— START —

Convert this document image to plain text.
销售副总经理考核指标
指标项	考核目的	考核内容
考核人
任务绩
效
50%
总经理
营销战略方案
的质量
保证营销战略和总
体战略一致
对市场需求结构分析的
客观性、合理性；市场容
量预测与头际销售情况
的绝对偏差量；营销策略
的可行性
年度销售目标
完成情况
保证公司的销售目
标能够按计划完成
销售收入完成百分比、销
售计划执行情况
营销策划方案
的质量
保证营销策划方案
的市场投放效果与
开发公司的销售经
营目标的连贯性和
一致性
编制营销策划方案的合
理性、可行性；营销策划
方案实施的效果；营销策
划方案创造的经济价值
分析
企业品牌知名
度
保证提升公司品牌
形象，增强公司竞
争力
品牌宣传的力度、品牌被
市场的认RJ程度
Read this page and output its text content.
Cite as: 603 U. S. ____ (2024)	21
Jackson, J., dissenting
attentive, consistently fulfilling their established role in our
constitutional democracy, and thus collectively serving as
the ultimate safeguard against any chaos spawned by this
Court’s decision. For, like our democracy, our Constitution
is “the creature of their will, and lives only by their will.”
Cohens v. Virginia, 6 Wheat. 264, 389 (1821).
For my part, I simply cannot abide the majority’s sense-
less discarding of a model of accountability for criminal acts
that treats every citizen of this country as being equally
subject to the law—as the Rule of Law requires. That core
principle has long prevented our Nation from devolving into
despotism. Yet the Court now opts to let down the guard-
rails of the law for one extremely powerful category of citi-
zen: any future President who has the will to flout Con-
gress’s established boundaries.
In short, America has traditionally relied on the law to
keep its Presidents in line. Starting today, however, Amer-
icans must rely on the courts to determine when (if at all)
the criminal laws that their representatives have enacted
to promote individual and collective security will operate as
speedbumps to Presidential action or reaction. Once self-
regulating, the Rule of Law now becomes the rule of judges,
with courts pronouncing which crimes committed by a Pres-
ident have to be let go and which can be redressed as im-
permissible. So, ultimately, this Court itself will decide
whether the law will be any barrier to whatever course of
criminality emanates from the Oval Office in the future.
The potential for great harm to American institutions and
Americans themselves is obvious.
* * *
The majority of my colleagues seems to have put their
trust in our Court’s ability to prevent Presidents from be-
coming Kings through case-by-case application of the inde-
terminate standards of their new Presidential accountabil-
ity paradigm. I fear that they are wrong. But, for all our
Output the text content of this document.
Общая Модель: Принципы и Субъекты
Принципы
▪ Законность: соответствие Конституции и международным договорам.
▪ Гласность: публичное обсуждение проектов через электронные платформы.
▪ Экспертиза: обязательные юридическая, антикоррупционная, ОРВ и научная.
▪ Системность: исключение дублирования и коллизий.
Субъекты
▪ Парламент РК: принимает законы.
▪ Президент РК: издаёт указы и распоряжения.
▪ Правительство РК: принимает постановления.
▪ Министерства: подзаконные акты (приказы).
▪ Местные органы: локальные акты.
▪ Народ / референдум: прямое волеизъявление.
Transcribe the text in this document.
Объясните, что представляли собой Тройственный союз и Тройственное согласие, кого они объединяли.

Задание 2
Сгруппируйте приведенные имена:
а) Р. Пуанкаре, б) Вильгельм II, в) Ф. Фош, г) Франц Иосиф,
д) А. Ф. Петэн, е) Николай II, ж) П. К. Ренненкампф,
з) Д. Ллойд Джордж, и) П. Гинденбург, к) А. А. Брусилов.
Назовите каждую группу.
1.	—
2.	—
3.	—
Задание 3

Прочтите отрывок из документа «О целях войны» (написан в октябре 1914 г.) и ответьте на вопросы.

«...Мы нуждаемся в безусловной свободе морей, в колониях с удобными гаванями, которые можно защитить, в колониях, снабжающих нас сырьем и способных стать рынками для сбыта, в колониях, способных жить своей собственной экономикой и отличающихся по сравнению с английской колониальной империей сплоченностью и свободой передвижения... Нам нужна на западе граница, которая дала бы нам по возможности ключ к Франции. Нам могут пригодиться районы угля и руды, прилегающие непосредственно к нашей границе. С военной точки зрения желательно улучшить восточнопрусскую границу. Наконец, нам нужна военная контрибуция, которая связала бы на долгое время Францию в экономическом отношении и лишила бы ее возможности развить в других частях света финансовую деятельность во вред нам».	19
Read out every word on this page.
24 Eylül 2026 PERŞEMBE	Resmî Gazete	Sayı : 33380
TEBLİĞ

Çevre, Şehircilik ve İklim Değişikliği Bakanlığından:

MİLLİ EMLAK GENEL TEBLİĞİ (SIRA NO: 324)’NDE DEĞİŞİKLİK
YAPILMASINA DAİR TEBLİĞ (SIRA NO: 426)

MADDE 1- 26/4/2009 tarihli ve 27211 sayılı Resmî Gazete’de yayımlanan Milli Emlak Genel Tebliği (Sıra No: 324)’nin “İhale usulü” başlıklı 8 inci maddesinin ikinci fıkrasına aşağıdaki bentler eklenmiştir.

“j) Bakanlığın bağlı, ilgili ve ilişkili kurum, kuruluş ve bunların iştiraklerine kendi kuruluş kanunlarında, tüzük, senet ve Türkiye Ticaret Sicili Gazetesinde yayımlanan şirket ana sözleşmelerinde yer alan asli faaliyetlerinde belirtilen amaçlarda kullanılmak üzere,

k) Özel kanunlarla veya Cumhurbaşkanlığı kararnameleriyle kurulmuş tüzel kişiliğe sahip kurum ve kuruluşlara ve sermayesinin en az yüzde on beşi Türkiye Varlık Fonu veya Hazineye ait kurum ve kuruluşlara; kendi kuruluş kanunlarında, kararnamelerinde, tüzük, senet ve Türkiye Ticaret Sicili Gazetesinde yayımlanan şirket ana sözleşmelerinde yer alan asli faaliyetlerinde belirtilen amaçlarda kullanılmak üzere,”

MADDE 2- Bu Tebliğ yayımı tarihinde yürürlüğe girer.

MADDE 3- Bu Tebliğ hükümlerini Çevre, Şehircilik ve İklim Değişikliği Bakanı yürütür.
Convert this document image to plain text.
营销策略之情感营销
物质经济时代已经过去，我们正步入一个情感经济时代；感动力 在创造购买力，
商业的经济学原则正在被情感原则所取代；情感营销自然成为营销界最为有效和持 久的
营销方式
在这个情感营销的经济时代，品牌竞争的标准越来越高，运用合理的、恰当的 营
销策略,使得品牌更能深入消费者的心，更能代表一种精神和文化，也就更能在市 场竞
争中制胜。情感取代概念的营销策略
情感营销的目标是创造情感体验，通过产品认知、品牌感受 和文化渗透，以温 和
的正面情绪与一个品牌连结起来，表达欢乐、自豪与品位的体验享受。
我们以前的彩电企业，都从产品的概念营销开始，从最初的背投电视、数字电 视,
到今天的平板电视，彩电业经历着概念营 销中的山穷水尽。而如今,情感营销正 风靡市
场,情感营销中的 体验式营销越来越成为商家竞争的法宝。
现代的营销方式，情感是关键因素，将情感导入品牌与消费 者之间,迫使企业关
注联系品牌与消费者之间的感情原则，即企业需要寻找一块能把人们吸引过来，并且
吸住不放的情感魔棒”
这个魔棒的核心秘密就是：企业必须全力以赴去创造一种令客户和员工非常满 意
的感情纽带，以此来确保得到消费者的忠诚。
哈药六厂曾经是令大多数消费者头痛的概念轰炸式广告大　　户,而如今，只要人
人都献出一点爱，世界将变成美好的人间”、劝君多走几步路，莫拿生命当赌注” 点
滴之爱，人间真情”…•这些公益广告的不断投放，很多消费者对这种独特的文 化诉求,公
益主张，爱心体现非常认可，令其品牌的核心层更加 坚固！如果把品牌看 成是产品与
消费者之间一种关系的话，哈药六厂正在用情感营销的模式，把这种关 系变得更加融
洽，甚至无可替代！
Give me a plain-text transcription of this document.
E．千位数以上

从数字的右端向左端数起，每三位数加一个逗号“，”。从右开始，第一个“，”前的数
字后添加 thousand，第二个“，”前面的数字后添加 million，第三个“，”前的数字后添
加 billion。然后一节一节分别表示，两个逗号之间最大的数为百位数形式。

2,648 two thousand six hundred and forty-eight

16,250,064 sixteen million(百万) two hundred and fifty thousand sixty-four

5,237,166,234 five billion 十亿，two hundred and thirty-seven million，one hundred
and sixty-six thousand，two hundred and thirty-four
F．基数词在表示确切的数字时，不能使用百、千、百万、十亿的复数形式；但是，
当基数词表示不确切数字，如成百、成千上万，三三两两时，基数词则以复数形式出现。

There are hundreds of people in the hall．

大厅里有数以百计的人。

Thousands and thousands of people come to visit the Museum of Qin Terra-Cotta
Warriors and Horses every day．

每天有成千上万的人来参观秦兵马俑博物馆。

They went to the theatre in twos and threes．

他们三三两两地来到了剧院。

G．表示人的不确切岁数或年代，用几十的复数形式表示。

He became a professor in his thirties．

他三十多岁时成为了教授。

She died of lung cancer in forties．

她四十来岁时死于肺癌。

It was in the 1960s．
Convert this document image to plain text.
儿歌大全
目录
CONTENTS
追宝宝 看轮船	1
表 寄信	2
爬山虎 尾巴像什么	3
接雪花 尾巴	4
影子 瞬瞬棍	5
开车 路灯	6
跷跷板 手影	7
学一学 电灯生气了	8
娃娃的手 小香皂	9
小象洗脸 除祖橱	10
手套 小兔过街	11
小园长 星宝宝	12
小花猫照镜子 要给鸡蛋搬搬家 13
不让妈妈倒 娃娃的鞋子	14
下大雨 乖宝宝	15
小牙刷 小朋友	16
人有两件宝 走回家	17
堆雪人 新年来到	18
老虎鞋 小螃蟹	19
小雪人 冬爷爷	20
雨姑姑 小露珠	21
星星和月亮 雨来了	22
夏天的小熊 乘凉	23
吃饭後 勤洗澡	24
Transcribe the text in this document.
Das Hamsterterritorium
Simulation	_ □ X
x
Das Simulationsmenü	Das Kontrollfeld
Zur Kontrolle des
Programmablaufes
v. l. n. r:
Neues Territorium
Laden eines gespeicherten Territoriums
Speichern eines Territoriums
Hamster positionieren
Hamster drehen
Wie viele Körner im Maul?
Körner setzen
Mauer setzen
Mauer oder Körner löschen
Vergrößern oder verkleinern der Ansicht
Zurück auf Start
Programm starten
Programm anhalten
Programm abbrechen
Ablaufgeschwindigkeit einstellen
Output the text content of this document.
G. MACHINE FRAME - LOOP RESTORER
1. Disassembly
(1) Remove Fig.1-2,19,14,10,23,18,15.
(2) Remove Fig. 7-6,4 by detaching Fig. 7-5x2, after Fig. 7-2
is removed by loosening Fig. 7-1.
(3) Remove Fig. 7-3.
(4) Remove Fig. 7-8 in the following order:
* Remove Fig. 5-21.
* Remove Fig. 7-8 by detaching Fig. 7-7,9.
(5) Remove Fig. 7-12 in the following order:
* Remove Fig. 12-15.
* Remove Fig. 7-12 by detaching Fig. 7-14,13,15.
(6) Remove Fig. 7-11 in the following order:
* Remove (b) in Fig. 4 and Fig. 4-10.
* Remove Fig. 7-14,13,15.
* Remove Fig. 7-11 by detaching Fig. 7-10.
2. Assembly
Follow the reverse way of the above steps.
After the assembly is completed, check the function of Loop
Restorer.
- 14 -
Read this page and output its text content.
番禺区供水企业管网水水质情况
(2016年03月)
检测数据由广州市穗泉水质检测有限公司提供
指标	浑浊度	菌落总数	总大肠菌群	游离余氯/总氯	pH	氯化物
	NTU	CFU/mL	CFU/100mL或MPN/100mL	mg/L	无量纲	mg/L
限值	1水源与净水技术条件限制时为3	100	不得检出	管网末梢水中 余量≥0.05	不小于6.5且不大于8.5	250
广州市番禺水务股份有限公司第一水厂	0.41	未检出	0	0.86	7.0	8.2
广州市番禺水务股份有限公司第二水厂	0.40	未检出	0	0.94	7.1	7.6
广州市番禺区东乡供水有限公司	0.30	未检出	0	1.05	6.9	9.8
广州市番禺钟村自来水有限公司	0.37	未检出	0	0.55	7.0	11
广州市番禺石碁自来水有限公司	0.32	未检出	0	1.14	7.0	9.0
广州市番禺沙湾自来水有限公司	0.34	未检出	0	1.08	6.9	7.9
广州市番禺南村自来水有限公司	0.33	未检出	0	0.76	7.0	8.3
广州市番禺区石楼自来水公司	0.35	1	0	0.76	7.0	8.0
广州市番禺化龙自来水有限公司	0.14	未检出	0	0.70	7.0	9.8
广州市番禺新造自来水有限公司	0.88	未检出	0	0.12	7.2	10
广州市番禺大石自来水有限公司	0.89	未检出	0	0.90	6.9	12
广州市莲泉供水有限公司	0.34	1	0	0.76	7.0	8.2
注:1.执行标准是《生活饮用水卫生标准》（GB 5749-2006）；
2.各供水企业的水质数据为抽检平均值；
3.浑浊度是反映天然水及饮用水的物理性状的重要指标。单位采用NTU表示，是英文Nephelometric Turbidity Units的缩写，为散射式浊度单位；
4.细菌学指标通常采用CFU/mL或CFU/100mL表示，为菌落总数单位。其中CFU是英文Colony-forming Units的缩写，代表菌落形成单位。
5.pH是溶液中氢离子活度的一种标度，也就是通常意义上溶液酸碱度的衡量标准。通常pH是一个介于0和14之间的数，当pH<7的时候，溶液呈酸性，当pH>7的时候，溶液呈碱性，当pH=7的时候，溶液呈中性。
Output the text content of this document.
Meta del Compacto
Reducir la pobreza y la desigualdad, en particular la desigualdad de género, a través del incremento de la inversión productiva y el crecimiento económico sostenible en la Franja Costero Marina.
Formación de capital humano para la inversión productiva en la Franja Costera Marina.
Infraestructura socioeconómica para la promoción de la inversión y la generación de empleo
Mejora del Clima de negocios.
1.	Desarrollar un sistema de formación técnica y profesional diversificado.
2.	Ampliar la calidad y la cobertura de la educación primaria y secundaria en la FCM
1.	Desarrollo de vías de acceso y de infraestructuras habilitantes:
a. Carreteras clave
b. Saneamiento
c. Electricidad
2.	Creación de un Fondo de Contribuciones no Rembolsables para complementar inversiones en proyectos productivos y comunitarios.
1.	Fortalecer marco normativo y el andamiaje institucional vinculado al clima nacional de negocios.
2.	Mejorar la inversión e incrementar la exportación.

— END —

Your task is to list each line of the records with the word "Ticaret".

#### [Worked answer]
“j) Bakanlığın bağlı, ilgili ve ilişkili kurum, kuruluş ve bunların iştiraklerine kendi kuruluş kanunlarında, tüzük, senet ve Türkiye Ticaret Sicili Gazetesinde yayımlanan şirket ana sözleşmelerinde yer alan asli faaliyetlerinde belirtilen amaçlarda kullanılmak üzere,
k) Özel kanunlarla veya Cumhurbaşkanlığı kararnameleriyle kurulmuş tüzel kişiliğe sahip kurum ve kuruluşlara ve sermayesinin en az yüzde on beşi Türkiye Varlık Fonu veya Hazineye ait kurum ve kuruluşlara; kendi kuruluş kanunlarında, kararnamelerinde, tüzük, senet ve Türkiye Ticaret Sicili Gazetesinde yayımlanan şirket ana sözleşmelerinde yer alan asli faaliyetlerinde belirtilen amaçlarda kullanılmak üzere,”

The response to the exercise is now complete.